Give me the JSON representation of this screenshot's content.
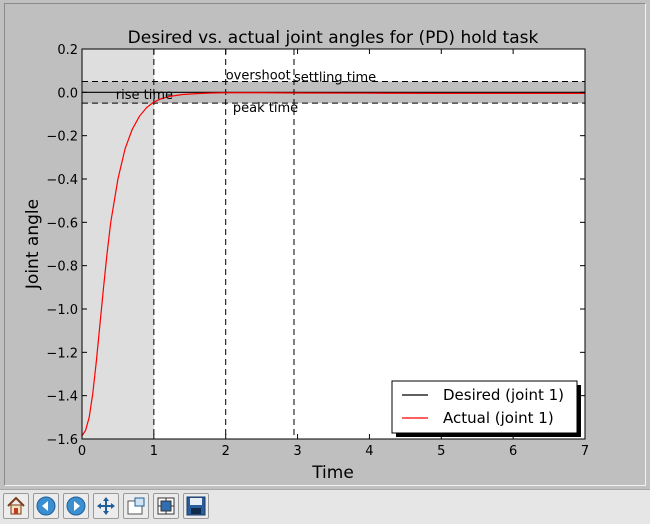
{
  "chart_data": {
    "type": "line",
    "title": "Desired vs. actual joint angles for (PD) hold task",
    "xlabel": "Time",
    "ylabel": "Joint angle",
    "xlim": [
      0,
      7
    ],
    "ylim": [
      -1.6,
      0.2
    ],
    "xticks": [
      "0",
      "1",
      "2",
      "3",
      "4",
      "5",
      "6",
      "7"
    ],
    "yticks": [
      "0.2",
      "0.0",
      "−0.2",
      "−0.4",
      "−0.6",
      "−0.8",
      "−1.0",
      "−1.2",
      "−1.4",
      "−1.6"
    ],
    "grid": false,
    "legend_position": "lower-right",
    "series": [
      {
        "name": "Desired (joint 1)",
        "color": "#000000",
        "x": [
          0,
          7
        ],
        "y": [
          0.0,
          0.0
        ]
      },
      {
        "name": "Actual (joint 1)",
        "color": "#ff0000",
        "x": [
          0,
          0.05,
          0.1,
          0.15,
          0.2,
          0.25,
          0.3,
          0.35,
          0.4,
          0.5,
          0.6,
          0.7,
          0.8,
          0.9,
          1.0,
          1.1,
          1.2,
          1.4,
          1.6,
          1.8,
          2.0,
          2.5,
          3.0,
          4.0,
          5.0,
          6.0,
          7.0
        ],
        "y": [
          -1.585,
          -1.56,
          -1.5,
          -1.39,
          -1.24,
          -1.07,
          -0.9,
          -0.74,
          -0.6,
          -0.4,
          -0.26,
          -0.17,
          -0.11,
          -0.07,
          -0.045,
          -0.03,
          -0.02,
          -0.01,
          -0.006,
          -0.003,
          -0.002,
          -0.002,
          -0.003,
          -0.004,
          -0.005,
          -0.005,
          -0.005
        ]
      }
    ],
    "shaded_band": {
      "y_from": -0.05,
      "y_to": 0.05,
      "color": "#bfbfbf",
      "edge": "dashed"
    },
    "shaded_region": {
      "x_from": 0,
      "x_to": 1.0,
      "color": "#dedede"
    },
    "vlines": [
      1.0,
      2.0,
      2.95
    ],
    "annotations": [
      {
        "text": "rise time",
        "x": 0.47,
        "y": -0.03
      },
      {
        "text": "overshoot",
        "x": 2.0,
        "y": 0.06
      },
      {
        "text": "settling time",
        "x": 2.95,
        "y": 0.05
      },
      {
        "text": "peak time",
        "x": 2.1,
        "y": -0.09
      }
    ]
  },
  "toolbar": {
    "buttons": [
      {
        "name": "home-icon"
      },
      {
        "name": "back-icon"
      },
      {
        "name": "forward-icon"
      },
      {
        "name": "pan-icon"
      },
      {
        "name": "zoom-rect-icon"
      },
      {
        "name": "subplots-icon"
      },
      {
        "name": "save-icon"
      }
    ]
  }
}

### [TO DO]
Where a line of the data holds "text", show that line.

### [ANSWER IN FULL]
        "text": "rise time",
        "text": "overshoot",
        "text": "settling time",
        "text": "peak time",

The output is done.